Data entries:
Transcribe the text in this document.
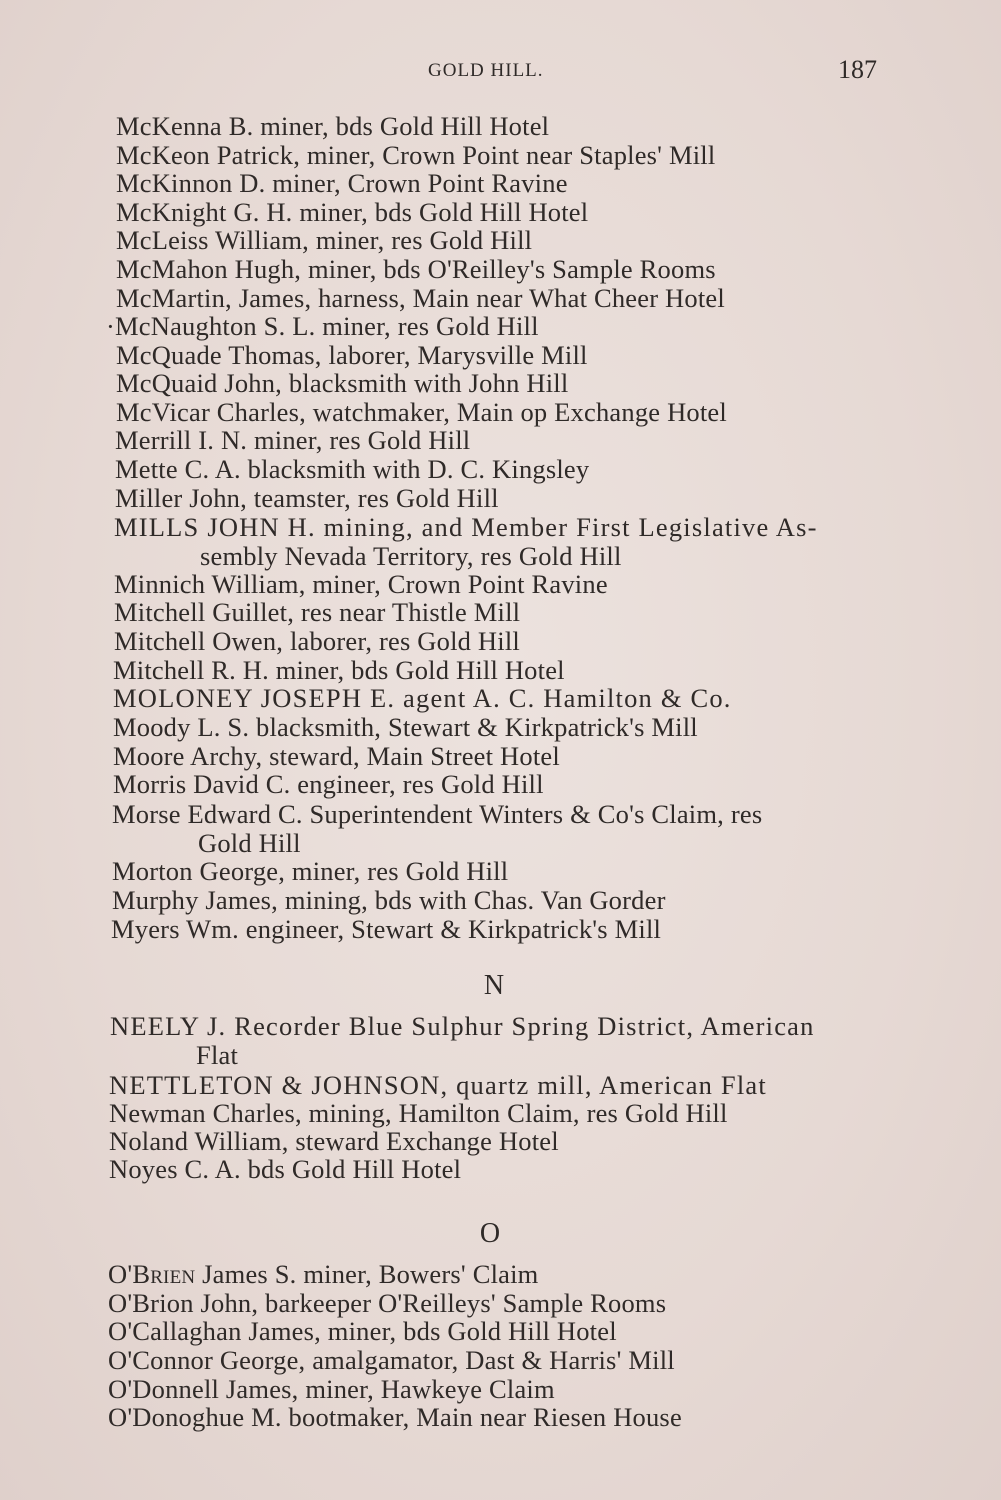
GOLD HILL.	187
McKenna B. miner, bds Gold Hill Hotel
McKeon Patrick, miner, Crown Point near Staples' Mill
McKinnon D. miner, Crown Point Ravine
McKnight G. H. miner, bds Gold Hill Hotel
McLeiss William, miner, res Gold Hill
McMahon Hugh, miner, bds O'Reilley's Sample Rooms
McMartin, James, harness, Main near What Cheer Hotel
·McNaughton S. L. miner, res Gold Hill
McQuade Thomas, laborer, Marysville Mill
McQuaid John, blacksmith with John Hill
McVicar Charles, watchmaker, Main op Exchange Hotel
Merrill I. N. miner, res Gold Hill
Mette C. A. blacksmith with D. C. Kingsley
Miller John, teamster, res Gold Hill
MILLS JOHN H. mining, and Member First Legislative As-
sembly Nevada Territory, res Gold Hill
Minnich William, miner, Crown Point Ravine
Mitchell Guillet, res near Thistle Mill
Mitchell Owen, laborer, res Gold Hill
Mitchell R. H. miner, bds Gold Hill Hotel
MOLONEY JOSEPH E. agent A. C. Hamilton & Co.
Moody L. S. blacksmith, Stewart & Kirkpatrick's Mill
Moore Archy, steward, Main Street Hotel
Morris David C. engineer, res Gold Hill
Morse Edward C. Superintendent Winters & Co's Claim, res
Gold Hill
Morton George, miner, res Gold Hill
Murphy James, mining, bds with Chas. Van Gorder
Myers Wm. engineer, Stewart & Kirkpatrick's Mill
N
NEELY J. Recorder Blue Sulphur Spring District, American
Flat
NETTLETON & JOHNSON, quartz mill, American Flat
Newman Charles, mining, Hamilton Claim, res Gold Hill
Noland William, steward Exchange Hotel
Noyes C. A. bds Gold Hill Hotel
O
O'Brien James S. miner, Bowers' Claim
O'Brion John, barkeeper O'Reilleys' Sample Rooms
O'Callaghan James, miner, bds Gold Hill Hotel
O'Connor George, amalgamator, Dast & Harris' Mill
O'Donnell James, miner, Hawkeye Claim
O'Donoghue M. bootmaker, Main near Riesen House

* _Written exercise_: List the lines of the entries that include "laborer".

* _Answer for the task_:
McQuade Thomas, laborer, Marysville Mill
Mitchell Owen, laborer, res Gold Hill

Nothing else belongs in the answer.